PROMPT:
List each line of the data that holds the string "accord", please.

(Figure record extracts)

══════

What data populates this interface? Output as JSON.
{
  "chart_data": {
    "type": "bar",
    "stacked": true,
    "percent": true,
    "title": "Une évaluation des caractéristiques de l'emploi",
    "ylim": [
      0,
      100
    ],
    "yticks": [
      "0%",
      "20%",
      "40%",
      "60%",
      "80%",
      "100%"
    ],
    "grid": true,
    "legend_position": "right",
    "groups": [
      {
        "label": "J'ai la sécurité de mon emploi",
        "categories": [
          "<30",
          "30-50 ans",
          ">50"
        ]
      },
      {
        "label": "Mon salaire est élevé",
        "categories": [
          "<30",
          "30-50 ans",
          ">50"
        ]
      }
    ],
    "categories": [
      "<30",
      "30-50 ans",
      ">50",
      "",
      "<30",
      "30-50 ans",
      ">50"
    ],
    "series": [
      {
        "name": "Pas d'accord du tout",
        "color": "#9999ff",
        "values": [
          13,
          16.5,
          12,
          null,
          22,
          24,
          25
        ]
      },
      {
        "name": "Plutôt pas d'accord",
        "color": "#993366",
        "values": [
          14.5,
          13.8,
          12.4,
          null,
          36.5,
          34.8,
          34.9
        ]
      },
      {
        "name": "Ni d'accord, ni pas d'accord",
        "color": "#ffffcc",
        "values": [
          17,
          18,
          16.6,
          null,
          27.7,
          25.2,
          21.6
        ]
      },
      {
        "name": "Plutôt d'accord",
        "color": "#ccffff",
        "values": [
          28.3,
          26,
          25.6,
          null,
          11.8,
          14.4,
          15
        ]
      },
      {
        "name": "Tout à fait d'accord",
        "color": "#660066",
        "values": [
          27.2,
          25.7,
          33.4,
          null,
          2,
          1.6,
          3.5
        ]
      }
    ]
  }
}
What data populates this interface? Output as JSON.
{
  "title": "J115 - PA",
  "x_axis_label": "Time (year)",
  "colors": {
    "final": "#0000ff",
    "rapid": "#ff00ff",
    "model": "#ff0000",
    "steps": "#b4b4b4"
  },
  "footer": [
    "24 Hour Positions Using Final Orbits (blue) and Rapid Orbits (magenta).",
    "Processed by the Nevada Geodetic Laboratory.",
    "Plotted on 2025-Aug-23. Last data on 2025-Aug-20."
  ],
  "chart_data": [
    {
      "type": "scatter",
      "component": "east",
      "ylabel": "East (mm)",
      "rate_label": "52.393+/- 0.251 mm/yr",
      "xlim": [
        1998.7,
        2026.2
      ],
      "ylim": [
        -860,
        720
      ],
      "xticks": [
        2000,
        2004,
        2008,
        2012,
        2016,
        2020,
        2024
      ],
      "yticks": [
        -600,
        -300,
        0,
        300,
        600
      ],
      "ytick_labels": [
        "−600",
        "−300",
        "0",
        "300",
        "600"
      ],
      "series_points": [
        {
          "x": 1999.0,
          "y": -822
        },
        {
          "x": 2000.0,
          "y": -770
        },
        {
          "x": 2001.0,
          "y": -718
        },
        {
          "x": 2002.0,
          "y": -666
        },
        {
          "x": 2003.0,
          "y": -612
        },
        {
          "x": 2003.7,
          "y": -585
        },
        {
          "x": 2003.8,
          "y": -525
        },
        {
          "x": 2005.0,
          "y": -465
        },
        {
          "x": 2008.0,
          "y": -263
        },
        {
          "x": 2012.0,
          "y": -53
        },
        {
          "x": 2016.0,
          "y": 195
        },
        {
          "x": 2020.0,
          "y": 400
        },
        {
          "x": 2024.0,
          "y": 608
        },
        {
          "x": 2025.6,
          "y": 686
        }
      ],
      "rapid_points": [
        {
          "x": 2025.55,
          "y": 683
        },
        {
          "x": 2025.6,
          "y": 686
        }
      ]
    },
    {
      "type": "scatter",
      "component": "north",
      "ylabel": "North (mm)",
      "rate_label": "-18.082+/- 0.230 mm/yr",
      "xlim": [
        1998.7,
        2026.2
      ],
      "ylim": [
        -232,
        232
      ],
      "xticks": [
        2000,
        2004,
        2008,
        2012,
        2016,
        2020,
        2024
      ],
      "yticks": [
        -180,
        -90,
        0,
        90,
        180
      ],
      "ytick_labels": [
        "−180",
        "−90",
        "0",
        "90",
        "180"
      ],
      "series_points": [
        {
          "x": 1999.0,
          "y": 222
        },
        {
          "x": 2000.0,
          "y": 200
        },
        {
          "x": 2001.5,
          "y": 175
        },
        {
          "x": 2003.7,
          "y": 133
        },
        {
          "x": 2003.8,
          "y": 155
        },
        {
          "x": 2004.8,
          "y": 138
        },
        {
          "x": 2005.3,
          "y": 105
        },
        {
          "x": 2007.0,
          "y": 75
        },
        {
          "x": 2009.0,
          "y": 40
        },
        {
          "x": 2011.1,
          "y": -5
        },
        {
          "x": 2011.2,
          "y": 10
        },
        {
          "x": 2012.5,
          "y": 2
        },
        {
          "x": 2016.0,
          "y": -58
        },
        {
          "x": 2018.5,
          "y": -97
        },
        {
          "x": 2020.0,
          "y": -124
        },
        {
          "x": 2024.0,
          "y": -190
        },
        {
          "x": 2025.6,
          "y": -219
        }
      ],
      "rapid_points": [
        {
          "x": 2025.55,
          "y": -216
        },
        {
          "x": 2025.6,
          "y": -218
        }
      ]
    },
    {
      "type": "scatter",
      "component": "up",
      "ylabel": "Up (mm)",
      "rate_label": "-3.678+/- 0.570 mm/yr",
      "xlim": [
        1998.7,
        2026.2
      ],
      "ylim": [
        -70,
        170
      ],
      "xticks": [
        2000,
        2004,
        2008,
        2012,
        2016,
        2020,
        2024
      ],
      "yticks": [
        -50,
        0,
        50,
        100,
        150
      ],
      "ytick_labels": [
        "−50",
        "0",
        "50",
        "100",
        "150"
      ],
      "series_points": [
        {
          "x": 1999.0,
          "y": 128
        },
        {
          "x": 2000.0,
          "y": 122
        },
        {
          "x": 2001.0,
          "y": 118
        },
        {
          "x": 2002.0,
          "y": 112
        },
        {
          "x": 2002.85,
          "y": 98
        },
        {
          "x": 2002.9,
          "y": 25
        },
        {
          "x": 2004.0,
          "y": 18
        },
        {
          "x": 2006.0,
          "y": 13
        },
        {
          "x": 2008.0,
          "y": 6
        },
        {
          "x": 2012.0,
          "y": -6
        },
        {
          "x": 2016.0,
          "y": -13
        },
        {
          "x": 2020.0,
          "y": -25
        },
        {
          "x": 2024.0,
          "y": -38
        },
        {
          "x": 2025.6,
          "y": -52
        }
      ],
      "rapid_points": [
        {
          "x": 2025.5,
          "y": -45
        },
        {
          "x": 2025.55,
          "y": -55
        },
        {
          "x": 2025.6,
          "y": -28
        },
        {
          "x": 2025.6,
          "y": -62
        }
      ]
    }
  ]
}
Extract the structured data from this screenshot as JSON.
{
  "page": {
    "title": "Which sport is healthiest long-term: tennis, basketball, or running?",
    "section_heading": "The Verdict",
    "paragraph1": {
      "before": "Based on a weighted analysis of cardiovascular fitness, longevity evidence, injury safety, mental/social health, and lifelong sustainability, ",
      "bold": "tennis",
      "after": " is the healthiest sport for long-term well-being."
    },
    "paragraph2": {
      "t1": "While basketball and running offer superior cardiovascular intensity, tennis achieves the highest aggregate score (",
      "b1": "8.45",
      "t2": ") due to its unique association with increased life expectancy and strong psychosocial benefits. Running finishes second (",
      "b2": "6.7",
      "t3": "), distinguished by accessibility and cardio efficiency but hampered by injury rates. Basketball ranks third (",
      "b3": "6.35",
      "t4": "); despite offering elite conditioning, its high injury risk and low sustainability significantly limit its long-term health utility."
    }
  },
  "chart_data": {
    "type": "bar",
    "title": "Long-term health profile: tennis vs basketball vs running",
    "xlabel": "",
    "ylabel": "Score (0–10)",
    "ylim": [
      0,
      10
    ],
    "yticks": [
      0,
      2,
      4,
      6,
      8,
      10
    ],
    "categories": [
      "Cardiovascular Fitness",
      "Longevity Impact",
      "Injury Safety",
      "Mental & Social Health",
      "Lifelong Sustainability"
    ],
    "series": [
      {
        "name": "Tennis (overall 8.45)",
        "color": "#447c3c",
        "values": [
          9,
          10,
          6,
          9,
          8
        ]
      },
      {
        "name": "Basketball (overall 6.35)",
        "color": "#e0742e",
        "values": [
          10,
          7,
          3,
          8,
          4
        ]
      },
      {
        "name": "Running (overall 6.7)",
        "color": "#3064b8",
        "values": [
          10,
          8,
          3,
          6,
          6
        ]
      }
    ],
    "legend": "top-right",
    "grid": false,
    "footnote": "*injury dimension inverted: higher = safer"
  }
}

══════

EXPECTED ANSWER:
        "name": "Pas d'accord du tout",
        "name": "Plutôt pas d'accord",
        "name": "Ni d'accord, ni pas d'accord",
        "name": "Plutôt d'accord",
        "name": "Tout à fait d'accord",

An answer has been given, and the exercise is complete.